Items listed in a dataset
■ ■ ■ ■ ■

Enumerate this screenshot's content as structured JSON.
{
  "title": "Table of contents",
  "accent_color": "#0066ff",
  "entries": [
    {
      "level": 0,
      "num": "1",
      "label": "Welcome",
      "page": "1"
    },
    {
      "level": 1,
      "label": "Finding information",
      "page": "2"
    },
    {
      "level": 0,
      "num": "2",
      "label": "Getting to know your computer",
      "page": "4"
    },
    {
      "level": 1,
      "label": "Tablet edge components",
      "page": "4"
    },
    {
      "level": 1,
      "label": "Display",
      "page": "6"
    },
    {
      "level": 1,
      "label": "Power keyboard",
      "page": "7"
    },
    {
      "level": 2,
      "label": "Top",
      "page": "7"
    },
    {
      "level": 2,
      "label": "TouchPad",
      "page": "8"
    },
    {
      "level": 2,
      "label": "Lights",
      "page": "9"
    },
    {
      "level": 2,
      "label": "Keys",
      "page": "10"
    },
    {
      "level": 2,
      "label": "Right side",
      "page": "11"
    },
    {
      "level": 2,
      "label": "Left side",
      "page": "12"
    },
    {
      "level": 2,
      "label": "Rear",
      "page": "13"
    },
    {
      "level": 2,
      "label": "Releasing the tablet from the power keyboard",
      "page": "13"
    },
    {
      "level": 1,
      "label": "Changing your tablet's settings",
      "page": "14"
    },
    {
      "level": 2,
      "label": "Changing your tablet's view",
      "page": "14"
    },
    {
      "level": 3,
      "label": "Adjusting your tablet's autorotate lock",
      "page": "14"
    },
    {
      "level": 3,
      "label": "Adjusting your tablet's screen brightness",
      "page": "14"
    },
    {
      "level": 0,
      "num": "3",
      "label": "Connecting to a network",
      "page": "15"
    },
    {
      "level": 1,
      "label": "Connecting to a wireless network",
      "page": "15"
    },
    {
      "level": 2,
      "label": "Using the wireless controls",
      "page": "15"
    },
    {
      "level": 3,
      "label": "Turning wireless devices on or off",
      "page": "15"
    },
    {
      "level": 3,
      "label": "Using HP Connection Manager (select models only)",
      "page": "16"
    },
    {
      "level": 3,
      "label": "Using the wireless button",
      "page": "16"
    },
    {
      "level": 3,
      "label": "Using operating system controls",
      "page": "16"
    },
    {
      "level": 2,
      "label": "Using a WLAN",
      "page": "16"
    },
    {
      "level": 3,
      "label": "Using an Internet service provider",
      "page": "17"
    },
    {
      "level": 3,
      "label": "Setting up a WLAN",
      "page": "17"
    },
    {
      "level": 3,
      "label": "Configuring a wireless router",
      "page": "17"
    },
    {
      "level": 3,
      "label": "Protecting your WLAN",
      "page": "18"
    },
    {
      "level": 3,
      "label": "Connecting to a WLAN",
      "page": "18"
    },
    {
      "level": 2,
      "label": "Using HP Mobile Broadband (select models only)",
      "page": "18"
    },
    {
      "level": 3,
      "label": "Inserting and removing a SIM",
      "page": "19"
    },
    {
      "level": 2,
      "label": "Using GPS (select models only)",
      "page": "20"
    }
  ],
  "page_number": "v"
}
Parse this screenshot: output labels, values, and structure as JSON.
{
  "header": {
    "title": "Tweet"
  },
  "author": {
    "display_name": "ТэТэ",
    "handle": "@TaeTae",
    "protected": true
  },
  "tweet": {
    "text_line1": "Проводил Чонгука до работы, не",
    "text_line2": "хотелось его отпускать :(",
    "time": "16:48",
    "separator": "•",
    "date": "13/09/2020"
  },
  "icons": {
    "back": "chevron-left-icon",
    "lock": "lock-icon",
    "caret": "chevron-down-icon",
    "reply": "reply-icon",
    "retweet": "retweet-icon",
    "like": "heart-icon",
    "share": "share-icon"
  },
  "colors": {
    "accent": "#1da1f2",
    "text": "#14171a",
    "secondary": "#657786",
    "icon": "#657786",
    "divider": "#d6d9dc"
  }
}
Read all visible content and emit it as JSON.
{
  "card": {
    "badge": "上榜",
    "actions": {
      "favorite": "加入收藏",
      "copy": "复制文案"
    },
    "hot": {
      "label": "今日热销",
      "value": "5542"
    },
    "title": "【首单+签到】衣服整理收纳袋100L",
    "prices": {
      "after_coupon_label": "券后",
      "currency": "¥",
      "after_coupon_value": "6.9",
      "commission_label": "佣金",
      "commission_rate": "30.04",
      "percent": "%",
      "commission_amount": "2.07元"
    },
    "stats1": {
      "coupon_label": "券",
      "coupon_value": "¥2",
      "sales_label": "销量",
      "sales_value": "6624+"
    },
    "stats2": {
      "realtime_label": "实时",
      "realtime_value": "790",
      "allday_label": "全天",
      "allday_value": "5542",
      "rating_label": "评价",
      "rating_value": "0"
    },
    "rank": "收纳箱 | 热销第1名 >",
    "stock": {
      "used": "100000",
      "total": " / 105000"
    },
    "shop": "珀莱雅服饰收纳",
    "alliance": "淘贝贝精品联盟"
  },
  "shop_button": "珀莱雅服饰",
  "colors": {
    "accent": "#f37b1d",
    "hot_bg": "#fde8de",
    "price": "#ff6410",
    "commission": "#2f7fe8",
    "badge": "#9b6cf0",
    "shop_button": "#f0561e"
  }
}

■ ■ ■ ■ ■

— WORK TO BE COMPLETED —
Repeat the line containing "Parse this screenshot: output" and all subsequent lines through the final line of the data, exactly and with no others.

— EXERCISE RESULT —
Parse this screenshot: output labels, values, and structure as JSON.
{
  "header": {
    "title": "Tweet"
  },
  "author": {
    "display_name": "ТэТэ",
    "handle": "@TaeTae",
    "protected": true
  },
  "tweet": {
    "text_line1": "Проводил Чонгука до работы, не",
    "text_line2": "хотелось его отпускать :(",
    "time": "16:48",
    "separator": "•",
    "date": "13/09/2020"
  },
  "icons": {
    "back": "chevron-left-icon",
    "lock": "lock-icon",
    "caret": "chevron-down-icon",
    "reply": "reply-icon",
    "retweet": "retweet-icon",
    "like": "heart-icon",
    "share": "share-icon"
  },
  "colors": {
    "accent": "#1da1f2",
    "text": "#14171a",
    "secondary": "#657786",
    "icon": "#657786",
    "divider": "#d6d9dc"
  }
}
Read all visible content and emit it as JSON.
{
  "card": {
    "badge": "上榜",
    "actions": {
      "favorite": "加入收藏",
      "copy": "复制文案"
    },
    "hot": {
      "label": "今日热销",
      "value": "5542"
    },
    "title": "【首单+签到】衣服整理收纳袋100L",
    "prices": {
      "after_coupon_label": "券后",
      "currency": "¥",
      "after_coupon_value": "6.9",
      "commission_label": "佣金",
      "commission_rate": "30.04",
      "percent": "%",
      "commission_amount": "2.07元"
    },
    "stats1": {
      "coupon_label": "券",
      "coupon_value": "¥2",
      "sales_label": "销量",
      "sales_value": "6624+"
    },
    "stats2": {
      "realtime_label": "实时",
      "realtime_value": "790",
      "allday_label": "全天",
      "allday_value": "5542",
      "rating_label": "评价",
      "rating_value": "0"
    },
    "rank": "收纳箱 | 热销第1名 >",
    "stock": {
      "used": "100000",
      "total": " / 105000"
    },
    "shop": "珀莱雅服饰收纳",
    "alliance": "淘贝贝精品联盟"
  },
  "shop_button": "珀莱雅服饰",
  "colors": {
    "accent": "#f37b1d",
    "hot_bg": "#fde8de",
    "price": "#ff6410",
    "commission": "#2f7fe8",
    "badge": "#9b6cf0",
    "shop_button": "#f0561e"
  }
}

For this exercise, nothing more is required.